**Records for this exercise**:
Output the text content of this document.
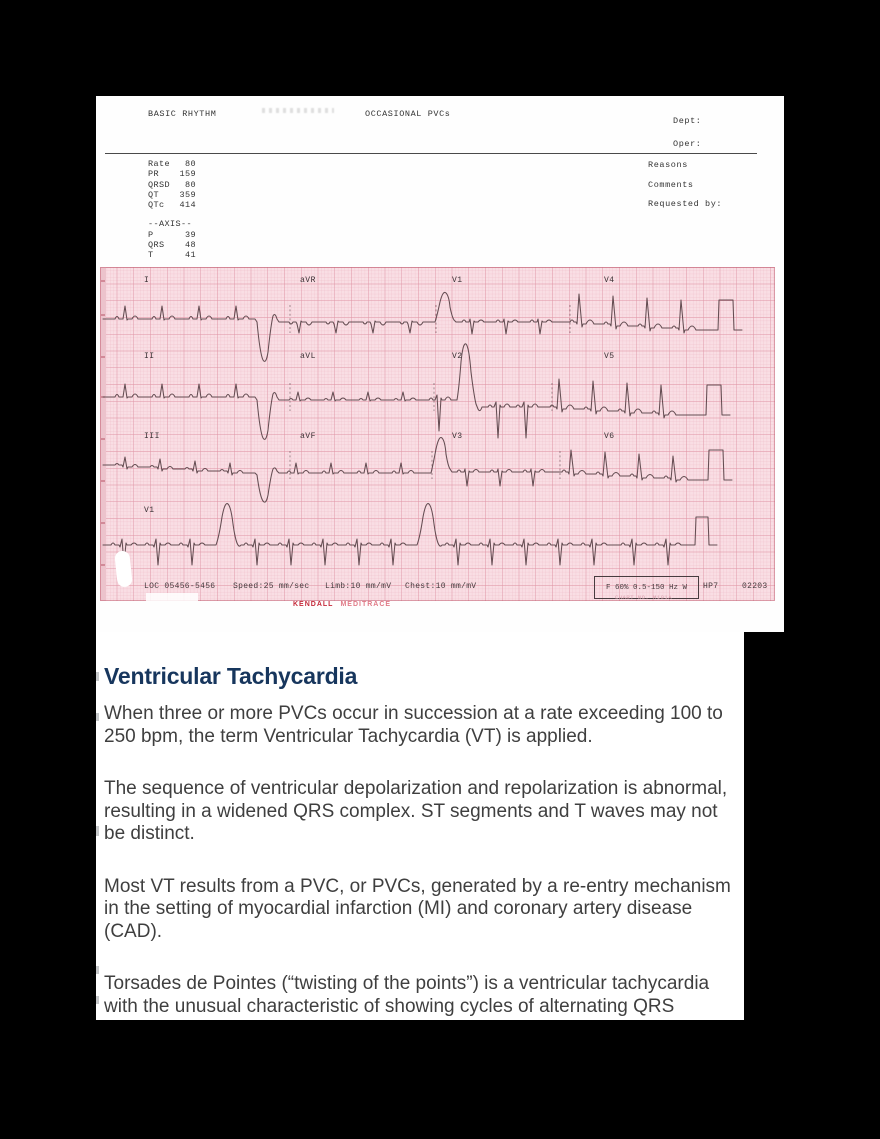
BASIC RHYTHM	OCCASIONAL PVCs
Dept:
Oper:
Reasons
Comments
Requested by:
Rate 80
PR 159
QRSD 80
QT 359
QTc 414
--AXIS--
P	39
QRS 48
T	41
I	aVR	V1	V4
II	aVL	V2	V5
III	aVF	V3	V6
V1
LOC 05456-5456 Speed:25 mm/sec Limb:10 mm/mV Chest:10 mm/mV	F 60% 0.5-150 Hz W HP7	02203
KENDALL MEDITRACE
CHART NO. M101A
Ventricular Tachycardia

When three or more PVCs occur in succession at a rate exceeding 100 to 250 bpm, the term Ventricular Tachycardia (VT) is applied.

The sequence of ventricular depolarization and repolarization is abnormal, resulting in a widened QRS complex. ST segments and T waves may not be distinct.

Most VT results from a PVC, or PVCs, generated by a re-entry mechanism in the setting of myocardial infarction (MI) and coronary artery disease (CAD).

Torsades de Pointes (“twisting of the points”) is a ventricular tachycardia with the unusual characteristic of showing cycles of alternating QRS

**Set problem**: Reproduce all the entries that precede this task, word for word, minus any pictures.

**Output of the exercise**:
Output the text content of this document.
BASIC RHYTHM	OCCASIONAL PVCs
Dept:
Oper:
Reasons
Comments
Requested by:
Rate 80
PR 159
QRSD 80
QT 359
QTc 414
--AXIS--
P	39
QRS 48
T	41
I	aVR	V1	V4
II	aVL	V2	V5
III	aVF	V3	V6
V1
LOC 05456-5456 Speed:25 mm/sec Limb:10 mm/mV Chest:10 mm/mV	F 60% 0.5-150 Hz W HP7	02203
KENDALL MEDITRACE
CHART NO. M101A
Ventricular Tachycardia

When three or more PVCs occur in succession at a rate exceeding 100 to 250 bpm, the term Ventricular Tachycardia (VT) is applied.

The sequence of ventricular depolarization and repolarization is abnormal, resulting in a widened QRS complex. ST segments and T waves may not be distinct.

Most VT results from a PVC, or PVCs, generated by a re-entry mechanism in the setting of myocardial infarction (MI) and coronary artery disease (CAD).

Torsades de Pointes (“twisting of the points”) is a ventricular tachycardia with the unusual characteristic of showing cycles of alternating QRS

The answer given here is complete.